Figure contents as structured data
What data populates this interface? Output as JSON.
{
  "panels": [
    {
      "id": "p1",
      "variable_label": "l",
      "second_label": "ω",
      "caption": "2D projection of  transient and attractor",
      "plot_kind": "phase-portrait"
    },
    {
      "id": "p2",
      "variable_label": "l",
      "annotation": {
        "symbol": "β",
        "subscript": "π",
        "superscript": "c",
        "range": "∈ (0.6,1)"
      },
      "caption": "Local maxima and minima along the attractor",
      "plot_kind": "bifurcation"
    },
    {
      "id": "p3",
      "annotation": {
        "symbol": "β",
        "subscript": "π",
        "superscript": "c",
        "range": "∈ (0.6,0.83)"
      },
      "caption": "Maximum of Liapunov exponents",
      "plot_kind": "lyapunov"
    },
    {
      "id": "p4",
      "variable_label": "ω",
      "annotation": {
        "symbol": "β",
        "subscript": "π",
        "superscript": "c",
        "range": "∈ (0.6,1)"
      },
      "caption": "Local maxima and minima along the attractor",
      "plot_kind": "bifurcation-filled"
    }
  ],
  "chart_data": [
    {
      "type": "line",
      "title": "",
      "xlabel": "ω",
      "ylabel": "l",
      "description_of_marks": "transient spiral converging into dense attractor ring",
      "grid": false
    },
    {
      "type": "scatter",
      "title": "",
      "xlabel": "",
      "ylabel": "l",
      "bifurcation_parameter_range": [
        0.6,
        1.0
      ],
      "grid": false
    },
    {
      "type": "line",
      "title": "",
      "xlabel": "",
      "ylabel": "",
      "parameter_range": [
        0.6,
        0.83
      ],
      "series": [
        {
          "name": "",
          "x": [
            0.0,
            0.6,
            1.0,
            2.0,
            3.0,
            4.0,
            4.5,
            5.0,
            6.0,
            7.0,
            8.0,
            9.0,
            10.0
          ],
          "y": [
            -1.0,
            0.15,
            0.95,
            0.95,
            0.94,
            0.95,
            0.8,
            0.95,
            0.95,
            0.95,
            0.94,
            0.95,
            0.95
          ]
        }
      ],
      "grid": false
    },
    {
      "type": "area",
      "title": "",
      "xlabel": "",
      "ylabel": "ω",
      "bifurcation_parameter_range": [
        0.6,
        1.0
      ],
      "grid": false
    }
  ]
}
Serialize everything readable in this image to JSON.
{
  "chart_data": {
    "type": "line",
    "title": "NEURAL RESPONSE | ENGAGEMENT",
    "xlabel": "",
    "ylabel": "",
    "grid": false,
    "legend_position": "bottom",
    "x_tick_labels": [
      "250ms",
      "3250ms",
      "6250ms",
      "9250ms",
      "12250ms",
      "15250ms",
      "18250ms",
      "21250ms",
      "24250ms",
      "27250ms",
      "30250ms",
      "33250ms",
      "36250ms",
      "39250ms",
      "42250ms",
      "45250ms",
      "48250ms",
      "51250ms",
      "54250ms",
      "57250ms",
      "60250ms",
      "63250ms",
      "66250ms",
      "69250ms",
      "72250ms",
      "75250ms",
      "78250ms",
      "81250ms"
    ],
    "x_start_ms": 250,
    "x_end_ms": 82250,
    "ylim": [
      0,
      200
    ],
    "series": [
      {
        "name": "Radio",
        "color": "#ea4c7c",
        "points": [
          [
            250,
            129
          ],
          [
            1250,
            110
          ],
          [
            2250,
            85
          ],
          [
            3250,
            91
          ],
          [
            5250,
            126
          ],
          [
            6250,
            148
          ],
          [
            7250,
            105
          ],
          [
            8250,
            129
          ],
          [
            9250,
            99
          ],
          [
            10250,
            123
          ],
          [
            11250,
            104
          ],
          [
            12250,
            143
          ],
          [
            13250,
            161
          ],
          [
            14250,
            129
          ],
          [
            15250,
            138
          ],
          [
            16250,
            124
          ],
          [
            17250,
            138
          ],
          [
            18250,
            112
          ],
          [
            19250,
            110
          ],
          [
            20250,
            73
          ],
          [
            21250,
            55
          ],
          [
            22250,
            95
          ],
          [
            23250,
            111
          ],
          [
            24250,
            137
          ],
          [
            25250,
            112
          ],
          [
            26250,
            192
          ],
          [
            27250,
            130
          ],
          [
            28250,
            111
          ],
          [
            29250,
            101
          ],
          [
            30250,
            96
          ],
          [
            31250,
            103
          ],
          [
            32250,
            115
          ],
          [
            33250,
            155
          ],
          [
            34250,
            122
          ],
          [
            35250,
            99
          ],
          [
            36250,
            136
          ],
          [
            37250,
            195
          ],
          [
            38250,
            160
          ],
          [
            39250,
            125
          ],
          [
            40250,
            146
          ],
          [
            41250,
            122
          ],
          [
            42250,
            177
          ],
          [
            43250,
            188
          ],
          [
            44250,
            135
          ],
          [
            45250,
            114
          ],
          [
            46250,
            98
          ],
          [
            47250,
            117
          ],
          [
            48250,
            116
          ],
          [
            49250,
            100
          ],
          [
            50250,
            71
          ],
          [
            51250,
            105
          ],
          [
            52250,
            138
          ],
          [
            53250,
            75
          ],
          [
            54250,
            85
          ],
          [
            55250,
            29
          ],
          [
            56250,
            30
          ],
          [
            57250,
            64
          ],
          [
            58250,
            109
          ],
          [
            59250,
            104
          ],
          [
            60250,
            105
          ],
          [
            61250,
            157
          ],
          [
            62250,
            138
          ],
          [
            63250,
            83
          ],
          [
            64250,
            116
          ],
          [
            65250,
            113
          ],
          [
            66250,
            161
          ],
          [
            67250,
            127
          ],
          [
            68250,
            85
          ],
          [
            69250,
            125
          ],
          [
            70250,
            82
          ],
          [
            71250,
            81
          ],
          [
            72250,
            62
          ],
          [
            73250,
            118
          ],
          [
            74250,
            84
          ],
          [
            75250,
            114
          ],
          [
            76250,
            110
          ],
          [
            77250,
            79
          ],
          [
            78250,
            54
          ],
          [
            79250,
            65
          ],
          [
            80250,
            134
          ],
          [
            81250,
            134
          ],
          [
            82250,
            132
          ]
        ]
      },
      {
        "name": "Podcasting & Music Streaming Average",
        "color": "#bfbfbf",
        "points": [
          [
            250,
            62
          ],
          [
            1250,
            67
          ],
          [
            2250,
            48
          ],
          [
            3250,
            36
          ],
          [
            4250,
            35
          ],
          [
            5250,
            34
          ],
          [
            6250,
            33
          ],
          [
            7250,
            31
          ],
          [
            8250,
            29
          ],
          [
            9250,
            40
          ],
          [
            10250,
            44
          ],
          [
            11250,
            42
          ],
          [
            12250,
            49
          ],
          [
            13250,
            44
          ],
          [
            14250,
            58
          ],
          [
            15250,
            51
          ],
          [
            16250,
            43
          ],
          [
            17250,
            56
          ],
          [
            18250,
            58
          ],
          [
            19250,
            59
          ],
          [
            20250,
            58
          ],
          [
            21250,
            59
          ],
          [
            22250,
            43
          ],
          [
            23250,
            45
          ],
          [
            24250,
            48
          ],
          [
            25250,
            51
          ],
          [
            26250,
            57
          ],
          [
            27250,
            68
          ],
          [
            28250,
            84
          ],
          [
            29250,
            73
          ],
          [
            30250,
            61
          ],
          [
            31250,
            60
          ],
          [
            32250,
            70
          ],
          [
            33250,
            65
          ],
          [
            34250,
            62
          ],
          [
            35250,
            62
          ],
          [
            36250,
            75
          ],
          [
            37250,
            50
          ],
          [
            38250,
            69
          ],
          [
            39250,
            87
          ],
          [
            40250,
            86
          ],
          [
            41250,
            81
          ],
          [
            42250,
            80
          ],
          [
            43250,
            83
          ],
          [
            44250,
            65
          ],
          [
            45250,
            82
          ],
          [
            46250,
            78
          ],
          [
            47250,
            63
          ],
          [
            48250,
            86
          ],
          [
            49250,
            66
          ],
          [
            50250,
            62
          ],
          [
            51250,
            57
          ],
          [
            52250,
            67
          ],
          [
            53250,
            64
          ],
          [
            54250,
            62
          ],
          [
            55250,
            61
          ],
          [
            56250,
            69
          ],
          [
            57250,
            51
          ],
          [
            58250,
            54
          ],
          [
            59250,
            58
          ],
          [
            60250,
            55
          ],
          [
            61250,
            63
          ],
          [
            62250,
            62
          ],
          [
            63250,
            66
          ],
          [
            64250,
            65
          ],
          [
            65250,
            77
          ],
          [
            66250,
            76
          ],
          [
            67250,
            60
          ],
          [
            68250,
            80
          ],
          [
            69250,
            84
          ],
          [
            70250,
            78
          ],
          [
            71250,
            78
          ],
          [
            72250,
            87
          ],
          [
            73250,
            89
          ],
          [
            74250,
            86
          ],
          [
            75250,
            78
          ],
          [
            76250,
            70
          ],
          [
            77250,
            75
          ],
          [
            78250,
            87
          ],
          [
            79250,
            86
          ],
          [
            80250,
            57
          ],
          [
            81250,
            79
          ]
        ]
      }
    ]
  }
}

→ **Written task**: Search the preceding listing for the word "this" and pull out every line that holds it.

→ **The output**:
What data populates this interface? Output as JSON.
Serialize everything readable in this image to JSON.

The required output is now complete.